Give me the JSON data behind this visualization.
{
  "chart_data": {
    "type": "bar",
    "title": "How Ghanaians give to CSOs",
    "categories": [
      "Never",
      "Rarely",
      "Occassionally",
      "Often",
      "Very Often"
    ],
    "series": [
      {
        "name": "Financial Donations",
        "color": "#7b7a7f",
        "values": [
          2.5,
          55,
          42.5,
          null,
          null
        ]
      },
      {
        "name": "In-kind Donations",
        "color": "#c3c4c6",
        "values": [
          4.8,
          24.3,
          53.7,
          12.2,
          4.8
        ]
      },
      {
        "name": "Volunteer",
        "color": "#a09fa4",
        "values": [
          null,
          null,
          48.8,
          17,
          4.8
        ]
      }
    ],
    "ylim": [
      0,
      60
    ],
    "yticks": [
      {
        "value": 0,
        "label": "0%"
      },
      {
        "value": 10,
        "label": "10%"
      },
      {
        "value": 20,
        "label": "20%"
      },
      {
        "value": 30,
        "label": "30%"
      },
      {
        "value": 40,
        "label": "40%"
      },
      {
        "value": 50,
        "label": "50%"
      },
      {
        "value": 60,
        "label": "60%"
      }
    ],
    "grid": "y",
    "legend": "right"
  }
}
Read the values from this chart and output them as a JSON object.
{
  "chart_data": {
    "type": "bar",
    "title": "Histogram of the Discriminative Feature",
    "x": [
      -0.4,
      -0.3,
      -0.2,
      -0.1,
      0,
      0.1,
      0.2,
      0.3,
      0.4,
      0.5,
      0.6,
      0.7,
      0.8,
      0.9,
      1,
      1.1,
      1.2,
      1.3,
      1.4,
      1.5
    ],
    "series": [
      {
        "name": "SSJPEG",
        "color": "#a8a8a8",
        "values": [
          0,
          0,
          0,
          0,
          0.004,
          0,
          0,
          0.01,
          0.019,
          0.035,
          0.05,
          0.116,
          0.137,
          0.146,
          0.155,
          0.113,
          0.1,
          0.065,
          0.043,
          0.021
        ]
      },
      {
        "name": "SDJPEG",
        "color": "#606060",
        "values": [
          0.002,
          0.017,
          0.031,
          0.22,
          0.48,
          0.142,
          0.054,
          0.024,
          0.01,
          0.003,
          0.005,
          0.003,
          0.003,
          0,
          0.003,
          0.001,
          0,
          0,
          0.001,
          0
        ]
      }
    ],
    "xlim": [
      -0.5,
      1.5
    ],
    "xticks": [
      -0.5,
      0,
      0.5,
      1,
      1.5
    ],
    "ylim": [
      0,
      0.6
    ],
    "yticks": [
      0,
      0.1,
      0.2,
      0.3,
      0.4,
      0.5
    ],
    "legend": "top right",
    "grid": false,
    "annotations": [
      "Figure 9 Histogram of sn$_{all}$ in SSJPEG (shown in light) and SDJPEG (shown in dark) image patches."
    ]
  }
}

- YOUR TASK -
Reproduce the whole listing word for word.

- COMPLETED EXERCISE -
Give me the JSON data behind this visualization.
{
  "chart_data": {
    "type": "bar",
    "title": "How Ghanaians give to CSOs",
    "categories": [
      "Never",
      "Rarely",
      "Occassionally",
      "Often",
      "Very Often"
    ],
    "series": [
      {
        "name": "Financial Donations",
        "color": "#7b7a7f",
        "values": [
          2.5,
          55,
          42.5,
          null,
          null
        ]
      },
      {
        "name": "In-kind Donations",
        "color": "#c3c4c6",
        "values": [
          4.8,
          24.3,
          53.7,
          12.2,
          4.8
        ]
      },
      {
        "name": "Volunteer",
        "color": "#a09fa4",
        "values": [
          null,
          null,
          48.8,
          17,
          4.8
        ]
      }
    ],
    "ylim": [
      0,
      60
    ],
    "yticks": [
      {
        "value": 0,
        "label": "0%"
      },
      {
        "value": 10,
        "label": "10%"
      },
      {
        "value": 20,
        "label": "20%"
      },
      {
        "value": 30,
        "label": "30%"
      },
      {
        "value": 40,
        "label": "40%"
      },
      {
        "value": 50,
        "label": "50%"
      },
      {
        "value": 60,
        "label": "60%"
      }
    ],
    "grid": "y",
    "legend": "right"
  }
}
Read the values from this chart and output them as a JSON object.
{
  "chart_data": {
    "type": "bar",
    "title": "Histogram of the Discriminative Feature",
    "x": [
      -0.4,
      -0.3,
      -0.2,
      -0.1,
      0,
      0.1,
      0.2,
      0.3,
      0.4,
      0.5,
      0.6,
      0.7,
      0.8,
      0.9,
      1,
      1.1,
      1.2,
      1.3,
      1.4,
      1.5
    ],
    "series": [
      {
        "name": "SSJPEG",
        "color": "#a8a8a8",
        "values": [
          0,
          0,
          0,
          0,
          0.004,
          0,
          0,
          0.01,
          0.019,
          0.035,
          0.05,
          0.116,
          0.137,
          0.146,
          0.155,
          0.113,
          0.1,
          0.065,
          0.043,
          0.021
        ]
      },
      {
        "name": "SDJPEG",
        "color": "#606060",
        "values": [
          0.002,
          0.017,
          0.031,
          0.22,
          0.48,
          0.142,
          0.054,
          0.024,
          0.01,
          0.003,
          0.005,
          0.003,
          0.003,
          0,
          0.003,
          0.001,
          0,
          0,
          0.001,
          0
        ]
      }
    ],
    "xlim": [
      -0.5,
      1.5
    ],
    "xticks": [
      -0.5,
      0,
      0.5,
      1,
      1.5
    ],
    "ylim": [
      0,
      0.6
    ],
    "yticks": [
      0,
      0.1,
      0.2,
      0.3,
      0.4,
      0.5
    ],
    "legend": "top right",
    "grid": false,
    "annotations": [
      "Figure 9 Histogram of sn$_{all}$ in SSJPEG (shown in light) and SDJPEG (shown in dark) image patches."
    ]
  }
}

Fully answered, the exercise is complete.